*SUPPLIED DATA:*
##############################

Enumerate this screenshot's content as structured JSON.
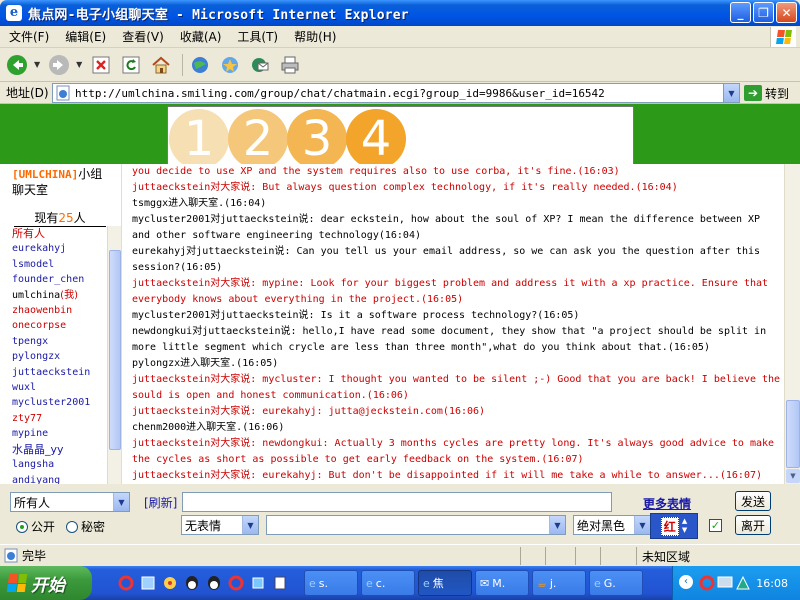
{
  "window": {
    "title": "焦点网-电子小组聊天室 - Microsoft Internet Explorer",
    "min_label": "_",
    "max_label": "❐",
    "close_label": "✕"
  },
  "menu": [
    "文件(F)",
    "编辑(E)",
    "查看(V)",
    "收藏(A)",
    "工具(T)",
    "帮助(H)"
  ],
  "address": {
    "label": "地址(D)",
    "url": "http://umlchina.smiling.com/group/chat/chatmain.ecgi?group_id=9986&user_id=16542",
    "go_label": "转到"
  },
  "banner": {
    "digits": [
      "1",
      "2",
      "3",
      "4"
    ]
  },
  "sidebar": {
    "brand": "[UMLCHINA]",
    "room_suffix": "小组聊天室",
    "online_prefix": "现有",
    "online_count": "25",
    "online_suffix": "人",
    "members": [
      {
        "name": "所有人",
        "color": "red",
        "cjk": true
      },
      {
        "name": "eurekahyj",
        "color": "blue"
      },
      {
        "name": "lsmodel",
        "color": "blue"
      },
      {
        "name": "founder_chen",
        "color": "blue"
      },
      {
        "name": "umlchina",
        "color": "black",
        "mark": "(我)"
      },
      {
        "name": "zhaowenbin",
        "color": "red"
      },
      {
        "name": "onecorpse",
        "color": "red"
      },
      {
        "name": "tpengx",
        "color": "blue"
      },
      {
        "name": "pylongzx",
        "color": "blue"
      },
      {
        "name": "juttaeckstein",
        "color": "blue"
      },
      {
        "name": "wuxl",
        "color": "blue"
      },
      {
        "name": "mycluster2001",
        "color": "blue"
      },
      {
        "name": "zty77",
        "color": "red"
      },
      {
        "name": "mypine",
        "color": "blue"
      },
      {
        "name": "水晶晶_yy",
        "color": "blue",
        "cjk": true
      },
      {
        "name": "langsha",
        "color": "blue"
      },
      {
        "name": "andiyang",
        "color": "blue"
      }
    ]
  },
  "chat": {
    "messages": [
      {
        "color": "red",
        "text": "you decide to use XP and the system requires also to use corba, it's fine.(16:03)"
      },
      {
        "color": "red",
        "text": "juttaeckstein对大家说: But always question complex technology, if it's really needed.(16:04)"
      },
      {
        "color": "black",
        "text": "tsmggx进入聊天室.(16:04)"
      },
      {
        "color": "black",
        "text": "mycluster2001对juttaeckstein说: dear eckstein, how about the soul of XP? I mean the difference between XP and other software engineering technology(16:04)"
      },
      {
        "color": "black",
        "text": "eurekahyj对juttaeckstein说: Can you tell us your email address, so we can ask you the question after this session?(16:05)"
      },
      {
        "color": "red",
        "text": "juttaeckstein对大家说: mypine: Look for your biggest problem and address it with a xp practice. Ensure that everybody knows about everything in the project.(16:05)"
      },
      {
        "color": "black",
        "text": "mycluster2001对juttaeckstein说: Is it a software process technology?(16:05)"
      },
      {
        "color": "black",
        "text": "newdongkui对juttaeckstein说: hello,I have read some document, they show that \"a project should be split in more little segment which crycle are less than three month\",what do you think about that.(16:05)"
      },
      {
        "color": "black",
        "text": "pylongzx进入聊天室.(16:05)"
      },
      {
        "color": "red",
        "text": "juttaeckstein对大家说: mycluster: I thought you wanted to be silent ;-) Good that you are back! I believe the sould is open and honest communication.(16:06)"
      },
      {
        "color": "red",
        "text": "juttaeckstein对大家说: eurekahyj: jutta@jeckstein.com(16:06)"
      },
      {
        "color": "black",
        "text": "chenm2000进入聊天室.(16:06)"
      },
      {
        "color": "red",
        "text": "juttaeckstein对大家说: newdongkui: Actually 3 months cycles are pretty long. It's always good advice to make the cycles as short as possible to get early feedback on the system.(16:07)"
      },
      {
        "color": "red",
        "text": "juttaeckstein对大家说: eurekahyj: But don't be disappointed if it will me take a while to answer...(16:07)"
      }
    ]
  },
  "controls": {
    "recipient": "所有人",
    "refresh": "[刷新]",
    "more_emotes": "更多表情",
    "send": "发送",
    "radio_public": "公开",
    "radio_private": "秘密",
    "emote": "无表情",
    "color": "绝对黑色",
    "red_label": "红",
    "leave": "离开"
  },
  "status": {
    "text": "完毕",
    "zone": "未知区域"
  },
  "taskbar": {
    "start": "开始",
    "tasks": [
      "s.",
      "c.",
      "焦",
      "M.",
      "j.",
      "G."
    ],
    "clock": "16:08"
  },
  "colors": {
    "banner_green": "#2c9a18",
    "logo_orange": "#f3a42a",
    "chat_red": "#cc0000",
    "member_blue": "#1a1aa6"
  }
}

##############################

*INSTRUCTIONS TO FOLLOW:*
Copy each line of the records above that carries the word "mypine".

*FINAL RESULT:*
        "name": "mypine",
        "text": "juttaeckstein对大家说: mypine: Look for your biggest problem and address it with a xp practice. Ensure that everybody knows about everything in the project.(16:05)"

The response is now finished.